··· DATA ROWS

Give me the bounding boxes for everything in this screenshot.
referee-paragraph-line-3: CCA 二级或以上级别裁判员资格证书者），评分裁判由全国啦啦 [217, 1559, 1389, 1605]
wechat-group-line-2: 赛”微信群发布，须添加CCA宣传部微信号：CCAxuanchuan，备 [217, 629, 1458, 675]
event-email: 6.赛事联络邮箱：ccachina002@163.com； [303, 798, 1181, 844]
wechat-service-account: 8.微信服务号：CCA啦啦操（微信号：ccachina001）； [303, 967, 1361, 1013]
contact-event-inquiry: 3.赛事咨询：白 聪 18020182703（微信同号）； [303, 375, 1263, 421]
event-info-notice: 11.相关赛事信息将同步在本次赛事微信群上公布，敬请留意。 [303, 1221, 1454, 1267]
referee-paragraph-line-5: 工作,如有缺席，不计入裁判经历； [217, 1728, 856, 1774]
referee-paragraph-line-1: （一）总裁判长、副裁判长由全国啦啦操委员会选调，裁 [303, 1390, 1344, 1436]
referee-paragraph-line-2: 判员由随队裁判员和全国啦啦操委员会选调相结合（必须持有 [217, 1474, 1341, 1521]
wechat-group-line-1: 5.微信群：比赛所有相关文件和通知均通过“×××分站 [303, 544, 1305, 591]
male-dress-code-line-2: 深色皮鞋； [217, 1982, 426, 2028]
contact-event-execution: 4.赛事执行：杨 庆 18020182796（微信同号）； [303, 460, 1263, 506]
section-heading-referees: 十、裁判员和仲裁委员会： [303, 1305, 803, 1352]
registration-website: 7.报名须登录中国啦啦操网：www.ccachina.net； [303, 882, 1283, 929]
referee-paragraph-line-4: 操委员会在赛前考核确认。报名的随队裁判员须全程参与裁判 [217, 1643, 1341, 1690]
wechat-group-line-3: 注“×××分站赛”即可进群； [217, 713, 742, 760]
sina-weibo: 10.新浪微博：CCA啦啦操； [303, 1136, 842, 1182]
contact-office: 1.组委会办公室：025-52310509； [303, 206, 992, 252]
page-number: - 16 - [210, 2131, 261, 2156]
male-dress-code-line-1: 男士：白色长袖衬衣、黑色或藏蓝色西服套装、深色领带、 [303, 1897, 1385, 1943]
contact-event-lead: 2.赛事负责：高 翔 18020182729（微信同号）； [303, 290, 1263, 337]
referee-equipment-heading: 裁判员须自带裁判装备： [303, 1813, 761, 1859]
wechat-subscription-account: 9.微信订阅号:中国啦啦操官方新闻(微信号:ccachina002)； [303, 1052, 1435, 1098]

······

■ **SHORT EXERCISE**: Retype all of the records above, character for character.

■ **FULL RESPONSE**:
Give me the bounding boxes for everything in this screenshot.
referee-paragraph-line-3: CCA 二级或以上级别裁判员资格证书者），评分裁判由全国啦啦 [217, 1559, 1389, 1605]
wechat-group-line-2: 赛”微信群发布，须添加CCA宣传部微信号：CCAxuanchuan，备 [217, 629, 1458, 675]
event-email: 6.赛事联络邮箱：ccachina002@163.com； [303, 798, 1181, 844]
wechat-service-account: 8.微信服务号：CCA啦啦操（微信号：ccachina001）； [303, 967, 1361, 1013]
contact-event-inquiry: 3.赛事咨询：白 聪 18020182703（微信同号）； [303, 375, 1263, 421]
event-info-notice: 11.相关赛事信息将同步在本次赛事微信群上公布，敬请留意。 [303, 1221, 1454, 1267]
referee-paragraph-line-5: 工作,如有缺席，不计入裁判经历； [217, 1728, 856, 1774]
referee-paragraph-line-1: （一）总裁判长、副裁判长由全国啦啦操委员会选调，裁 [303, 1390, 1344, 1436]
referee-paragraph-line-2: 判员由随队裁判员和全国啦啦操委员会选调相结合（必须持有 [217, 1474, 1341, 1521]
wechat-group-line-1: 5.微信群：比赛所有相关文件和通知均通过“×××分站 [303, 544, 1305, 591]
male-dress-code-line-2: 深色皮鞋； [217, 1982, 426, 2028]
contact-event-execution: 4.赛事执行：杨 庆 18020182796（微信同号）； [303, 460, 1263, 506]
section-heading-referees: 十、裁判员和仲裁委员会： [303, 1305, 803, 1352]
registration-website: 7.报名须登录中国啦啦操网：www.ccachina.net； [303, 882, 1283, 929]
referee-paragraph-line-4: 操委员会在赛前考核确认。报名的随队裁判员须全程参与裁判 [217, 1643, 1341, 1690]
wechat-group-line-3: 注“×××分站赛”即可进群； [217, 713, 742, 760]
sina-weibo: 10.新浪微博：CCA啦啦操； [303, 1136, 842, 1182]
contact-office: 1.组委会办公室：025-52310509； [303, 206, 992, 252]
page-number: - 16 - [210, 2131, 261, 2156]
male-dress-code-line-1: 男士：白色长袖衬衣、黑色或藏蓝色西服套装、深色领带、 [303, 1897, 1385, 1943]
contact-event-lead: 2.赛事负责：高 翔 18020182729（微信同号）； [303, 290, 1263, 337]
referee-equipment-heading: 裁判员须自带裁判装备： [303, 1813, 761, 1859]
wechat-subscription-account: 9.微信订阅号:中国啦啦操官方新闻(微信号:ccachina002)； [303, 1052, 1435, 1098]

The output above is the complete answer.